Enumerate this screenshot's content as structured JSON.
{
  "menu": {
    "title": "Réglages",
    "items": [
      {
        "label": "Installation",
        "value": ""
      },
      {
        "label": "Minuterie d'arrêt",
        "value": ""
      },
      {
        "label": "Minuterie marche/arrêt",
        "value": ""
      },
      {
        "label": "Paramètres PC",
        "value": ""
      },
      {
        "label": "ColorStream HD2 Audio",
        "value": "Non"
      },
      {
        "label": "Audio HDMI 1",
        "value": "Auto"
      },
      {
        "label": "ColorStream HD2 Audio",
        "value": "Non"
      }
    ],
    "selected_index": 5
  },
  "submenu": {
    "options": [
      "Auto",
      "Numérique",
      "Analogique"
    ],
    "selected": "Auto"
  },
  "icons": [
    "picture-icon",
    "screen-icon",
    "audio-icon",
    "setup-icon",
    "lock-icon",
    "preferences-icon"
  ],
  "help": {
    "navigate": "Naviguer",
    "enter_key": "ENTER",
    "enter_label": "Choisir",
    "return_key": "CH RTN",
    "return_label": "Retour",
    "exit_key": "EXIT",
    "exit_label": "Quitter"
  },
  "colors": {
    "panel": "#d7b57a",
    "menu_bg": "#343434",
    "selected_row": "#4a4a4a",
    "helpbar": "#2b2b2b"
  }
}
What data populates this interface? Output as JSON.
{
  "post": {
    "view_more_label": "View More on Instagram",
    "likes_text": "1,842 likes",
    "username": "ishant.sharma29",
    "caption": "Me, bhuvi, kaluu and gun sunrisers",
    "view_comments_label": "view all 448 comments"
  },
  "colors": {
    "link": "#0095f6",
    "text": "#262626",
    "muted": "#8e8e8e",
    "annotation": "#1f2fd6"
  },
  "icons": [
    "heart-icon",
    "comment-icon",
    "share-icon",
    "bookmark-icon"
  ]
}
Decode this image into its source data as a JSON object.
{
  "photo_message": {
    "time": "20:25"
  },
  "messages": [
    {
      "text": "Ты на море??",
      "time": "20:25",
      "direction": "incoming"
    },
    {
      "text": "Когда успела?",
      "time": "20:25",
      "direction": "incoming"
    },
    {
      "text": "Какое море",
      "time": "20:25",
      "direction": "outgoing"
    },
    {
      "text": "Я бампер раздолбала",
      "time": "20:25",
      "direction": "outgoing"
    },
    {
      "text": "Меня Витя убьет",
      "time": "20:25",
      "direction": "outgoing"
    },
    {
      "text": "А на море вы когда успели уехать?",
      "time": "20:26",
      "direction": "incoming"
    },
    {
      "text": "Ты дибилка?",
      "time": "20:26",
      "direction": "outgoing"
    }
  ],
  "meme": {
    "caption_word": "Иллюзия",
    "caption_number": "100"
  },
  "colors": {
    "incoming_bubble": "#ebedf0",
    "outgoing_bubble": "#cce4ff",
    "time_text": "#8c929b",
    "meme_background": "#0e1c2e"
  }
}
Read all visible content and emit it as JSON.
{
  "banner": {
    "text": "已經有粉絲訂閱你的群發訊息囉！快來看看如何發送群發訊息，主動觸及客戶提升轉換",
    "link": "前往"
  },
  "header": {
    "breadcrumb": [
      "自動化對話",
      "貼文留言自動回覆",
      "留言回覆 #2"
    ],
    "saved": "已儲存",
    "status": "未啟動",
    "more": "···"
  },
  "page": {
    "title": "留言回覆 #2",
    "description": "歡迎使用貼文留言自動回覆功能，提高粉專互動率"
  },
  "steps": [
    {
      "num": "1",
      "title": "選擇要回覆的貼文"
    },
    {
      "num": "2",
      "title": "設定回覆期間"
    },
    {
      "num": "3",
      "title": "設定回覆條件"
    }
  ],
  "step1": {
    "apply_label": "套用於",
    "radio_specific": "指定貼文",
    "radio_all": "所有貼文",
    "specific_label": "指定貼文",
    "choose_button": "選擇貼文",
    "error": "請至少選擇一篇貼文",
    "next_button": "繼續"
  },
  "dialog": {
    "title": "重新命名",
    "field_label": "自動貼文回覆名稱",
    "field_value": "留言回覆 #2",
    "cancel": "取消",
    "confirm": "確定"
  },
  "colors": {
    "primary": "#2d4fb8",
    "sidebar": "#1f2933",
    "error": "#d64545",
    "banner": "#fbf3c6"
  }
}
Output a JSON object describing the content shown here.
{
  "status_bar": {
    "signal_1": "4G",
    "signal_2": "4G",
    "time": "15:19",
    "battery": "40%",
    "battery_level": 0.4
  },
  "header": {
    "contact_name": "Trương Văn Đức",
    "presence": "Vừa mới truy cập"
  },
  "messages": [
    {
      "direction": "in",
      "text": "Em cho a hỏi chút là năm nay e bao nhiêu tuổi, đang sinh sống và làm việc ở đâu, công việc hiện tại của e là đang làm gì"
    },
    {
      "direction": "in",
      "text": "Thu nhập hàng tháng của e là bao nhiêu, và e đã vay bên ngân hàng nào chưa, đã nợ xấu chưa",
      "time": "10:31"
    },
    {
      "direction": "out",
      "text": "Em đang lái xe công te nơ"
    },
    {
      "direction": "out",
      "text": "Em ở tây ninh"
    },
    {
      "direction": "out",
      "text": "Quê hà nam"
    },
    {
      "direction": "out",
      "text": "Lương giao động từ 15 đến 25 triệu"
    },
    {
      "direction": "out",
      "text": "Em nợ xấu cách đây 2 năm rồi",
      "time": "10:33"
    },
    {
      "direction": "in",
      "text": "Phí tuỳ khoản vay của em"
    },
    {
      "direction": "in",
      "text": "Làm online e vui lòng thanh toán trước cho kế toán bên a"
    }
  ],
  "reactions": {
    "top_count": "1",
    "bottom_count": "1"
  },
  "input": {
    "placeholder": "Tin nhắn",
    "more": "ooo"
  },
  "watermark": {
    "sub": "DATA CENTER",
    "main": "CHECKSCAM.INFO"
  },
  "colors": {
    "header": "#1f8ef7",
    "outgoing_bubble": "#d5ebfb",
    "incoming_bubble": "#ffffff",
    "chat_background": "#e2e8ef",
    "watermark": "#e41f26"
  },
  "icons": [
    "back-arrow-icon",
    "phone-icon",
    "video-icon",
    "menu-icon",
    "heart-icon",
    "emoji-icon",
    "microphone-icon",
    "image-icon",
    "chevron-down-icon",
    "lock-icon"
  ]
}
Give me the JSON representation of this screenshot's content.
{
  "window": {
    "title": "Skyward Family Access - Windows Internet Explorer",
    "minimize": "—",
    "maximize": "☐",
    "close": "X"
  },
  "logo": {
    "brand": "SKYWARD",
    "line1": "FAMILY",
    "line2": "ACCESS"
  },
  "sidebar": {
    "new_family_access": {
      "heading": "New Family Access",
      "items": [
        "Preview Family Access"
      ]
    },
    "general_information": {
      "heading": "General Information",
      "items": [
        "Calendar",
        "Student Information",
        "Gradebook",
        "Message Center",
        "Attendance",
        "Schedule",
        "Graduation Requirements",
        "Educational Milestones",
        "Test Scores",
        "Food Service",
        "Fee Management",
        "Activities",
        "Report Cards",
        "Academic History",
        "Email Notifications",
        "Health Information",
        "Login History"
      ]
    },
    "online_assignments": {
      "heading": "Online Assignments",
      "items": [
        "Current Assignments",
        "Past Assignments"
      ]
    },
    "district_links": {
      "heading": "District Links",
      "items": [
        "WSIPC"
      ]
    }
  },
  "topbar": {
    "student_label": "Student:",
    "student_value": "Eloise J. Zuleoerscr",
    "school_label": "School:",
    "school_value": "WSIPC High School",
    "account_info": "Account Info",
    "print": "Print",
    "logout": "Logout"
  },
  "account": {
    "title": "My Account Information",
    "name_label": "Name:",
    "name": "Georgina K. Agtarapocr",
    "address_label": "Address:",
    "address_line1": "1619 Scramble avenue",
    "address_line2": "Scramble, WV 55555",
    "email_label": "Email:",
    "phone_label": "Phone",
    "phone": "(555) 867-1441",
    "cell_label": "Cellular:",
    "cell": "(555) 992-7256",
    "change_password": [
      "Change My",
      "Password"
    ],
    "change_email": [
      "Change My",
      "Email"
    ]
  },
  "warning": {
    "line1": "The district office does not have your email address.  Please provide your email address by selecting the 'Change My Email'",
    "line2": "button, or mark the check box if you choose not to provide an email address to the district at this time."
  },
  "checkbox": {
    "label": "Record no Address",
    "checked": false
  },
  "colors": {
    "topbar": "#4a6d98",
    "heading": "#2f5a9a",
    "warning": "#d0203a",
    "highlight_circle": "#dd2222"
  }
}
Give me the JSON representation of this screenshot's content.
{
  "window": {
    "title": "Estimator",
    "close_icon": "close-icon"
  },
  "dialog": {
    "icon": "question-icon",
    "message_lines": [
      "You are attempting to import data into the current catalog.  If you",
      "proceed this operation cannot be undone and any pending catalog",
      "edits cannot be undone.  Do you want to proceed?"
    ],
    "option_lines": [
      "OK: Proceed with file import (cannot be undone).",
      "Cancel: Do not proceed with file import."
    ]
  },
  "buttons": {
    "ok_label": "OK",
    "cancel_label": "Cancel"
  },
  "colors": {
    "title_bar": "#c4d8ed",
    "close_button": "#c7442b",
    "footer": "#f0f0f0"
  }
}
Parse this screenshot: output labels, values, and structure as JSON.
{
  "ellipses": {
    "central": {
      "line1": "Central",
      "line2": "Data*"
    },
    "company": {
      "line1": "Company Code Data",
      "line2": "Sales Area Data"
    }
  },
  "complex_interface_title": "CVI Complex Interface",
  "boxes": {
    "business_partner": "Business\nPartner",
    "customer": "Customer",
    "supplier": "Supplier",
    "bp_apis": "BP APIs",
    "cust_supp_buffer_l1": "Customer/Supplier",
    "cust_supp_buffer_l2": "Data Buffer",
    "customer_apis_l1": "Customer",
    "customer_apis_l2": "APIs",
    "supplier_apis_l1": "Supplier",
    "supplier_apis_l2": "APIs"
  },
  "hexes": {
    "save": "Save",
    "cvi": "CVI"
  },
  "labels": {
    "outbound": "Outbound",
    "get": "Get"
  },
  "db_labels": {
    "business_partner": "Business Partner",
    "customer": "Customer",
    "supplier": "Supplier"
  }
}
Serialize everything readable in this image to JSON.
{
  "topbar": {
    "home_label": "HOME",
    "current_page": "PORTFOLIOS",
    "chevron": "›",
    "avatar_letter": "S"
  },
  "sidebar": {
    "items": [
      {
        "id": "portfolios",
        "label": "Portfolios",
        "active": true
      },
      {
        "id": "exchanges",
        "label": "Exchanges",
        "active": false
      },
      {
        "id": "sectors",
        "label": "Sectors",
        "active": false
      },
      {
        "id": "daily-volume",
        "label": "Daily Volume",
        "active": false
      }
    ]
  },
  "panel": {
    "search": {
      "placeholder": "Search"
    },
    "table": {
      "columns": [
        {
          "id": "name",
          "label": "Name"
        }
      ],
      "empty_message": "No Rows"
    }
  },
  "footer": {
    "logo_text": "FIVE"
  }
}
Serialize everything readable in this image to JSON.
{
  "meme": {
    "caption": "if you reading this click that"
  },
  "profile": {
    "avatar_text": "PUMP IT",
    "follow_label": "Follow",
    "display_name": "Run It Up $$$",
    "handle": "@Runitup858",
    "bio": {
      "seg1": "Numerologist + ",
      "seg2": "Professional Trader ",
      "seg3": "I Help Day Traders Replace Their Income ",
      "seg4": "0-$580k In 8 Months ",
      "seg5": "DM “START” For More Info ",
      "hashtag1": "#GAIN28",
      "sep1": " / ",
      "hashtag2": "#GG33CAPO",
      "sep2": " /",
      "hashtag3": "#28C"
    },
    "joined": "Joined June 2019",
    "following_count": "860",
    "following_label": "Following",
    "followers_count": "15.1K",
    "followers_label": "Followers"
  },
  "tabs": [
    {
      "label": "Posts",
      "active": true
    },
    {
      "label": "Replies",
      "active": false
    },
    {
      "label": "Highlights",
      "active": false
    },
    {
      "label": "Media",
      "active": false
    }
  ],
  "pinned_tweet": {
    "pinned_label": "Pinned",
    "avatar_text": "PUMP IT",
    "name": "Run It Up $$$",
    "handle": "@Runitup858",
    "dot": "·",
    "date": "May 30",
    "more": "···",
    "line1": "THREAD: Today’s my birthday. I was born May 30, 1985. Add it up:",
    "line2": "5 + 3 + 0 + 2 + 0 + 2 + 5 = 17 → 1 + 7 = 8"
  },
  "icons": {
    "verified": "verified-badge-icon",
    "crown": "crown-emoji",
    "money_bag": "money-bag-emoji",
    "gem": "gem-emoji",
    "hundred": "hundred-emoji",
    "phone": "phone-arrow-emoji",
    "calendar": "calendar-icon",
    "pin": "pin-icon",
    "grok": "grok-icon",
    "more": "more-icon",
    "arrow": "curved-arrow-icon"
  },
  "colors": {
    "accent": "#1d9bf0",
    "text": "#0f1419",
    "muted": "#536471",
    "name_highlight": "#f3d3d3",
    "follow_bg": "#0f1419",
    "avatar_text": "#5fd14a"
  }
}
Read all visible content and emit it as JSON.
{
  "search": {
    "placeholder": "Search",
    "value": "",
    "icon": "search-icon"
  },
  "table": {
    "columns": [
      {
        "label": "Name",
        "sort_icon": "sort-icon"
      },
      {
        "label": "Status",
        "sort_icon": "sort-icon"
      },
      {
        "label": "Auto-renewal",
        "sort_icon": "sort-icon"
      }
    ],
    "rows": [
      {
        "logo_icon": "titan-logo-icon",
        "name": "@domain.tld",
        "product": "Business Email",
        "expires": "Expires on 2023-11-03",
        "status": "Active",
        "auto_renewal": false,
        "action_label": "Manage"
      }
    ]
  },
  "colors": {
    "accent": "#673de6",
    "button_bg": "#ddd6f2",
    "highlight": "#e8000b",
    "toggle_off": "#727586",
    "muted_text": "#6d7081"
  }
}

◆ ◆ ◆ ◆ ◆ ◆ ◆

**WRITTEN PROBLEM**
Within the listing above, copy each line that has the string "provide".

**THE REPLY**
    "line1": "The district office does not have your email address.  Please provide your email address by selecting the 'Change My Email'",
    "line2": "button, or mark the check box if you choose not to provide an email address to the district at this time."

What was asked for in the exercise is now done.